● TASK GOAL
Say how many lines in the records include the string "name", adding no other words.

(Data entries)
※ ※ ※

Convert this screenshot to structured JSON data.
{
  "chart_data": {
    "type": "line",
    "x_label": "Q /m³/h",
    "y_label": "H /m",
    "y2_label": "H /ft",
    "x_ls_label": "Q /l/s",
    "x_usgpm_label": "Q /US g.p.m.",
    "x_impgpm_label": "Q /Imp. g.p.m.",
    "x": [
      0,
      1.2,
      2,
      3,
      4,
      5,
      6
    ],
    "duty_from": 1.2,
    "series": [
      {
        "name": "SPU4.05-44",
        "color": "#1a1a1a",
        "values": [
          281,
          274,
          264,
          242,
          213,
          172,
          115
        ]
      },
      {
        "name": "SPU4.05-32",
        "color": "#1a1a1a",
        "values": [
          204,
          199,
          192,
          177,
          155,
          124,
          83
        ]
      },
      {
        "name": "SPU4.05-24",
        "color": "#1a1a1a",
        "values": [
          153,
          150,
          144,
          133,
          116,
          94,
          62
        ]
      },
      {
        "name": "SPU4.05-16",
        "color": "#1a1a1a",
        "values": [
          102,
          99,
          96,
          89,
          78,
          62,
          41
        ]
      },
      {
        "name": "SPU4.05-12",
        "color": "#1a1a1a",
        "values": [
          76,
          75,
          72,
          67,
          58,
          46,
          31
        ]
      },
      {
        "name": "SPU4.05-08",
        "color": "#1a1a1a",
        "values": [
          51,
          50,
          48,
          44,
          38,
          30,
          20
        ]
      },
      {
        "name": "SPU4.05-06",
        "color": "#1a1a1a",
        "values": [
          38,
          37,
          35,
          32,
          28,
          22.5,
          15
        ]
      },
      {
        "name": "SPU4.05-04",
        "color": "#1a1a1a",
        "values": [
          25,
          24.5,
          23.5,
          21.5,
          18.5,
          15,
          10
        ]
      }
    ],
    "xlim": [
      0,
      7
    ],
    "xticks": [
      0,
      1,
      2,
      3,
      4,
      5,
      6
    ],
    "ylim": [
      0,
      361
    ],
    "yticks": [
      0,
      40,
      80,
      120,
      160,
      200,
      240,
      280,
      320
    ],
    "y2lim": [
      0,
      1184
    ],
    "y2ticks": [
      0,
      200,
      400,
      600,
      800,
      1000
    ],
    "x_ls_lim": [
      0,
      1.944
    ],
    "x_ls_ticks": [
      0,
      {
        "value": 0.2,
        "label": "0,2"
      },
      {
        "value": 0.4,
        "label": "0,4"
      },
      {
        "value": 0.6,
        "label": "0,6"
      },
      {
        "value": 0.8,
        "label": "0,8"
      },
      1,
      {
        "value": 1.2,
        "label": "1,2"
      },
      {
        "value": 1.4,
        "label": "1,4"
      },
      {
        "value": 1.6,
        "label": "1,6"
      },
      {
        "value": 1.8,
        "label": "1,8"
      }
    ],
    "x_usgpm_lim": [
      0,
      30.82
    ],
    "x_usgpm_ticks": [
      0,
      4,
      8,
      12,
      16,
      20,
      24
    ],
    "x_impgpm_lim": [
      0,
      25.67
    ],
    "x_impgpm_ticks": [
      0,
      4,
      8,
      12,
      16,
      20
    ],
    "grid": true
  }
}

※ ※ ※

● OUTPUT OF THE TASK
8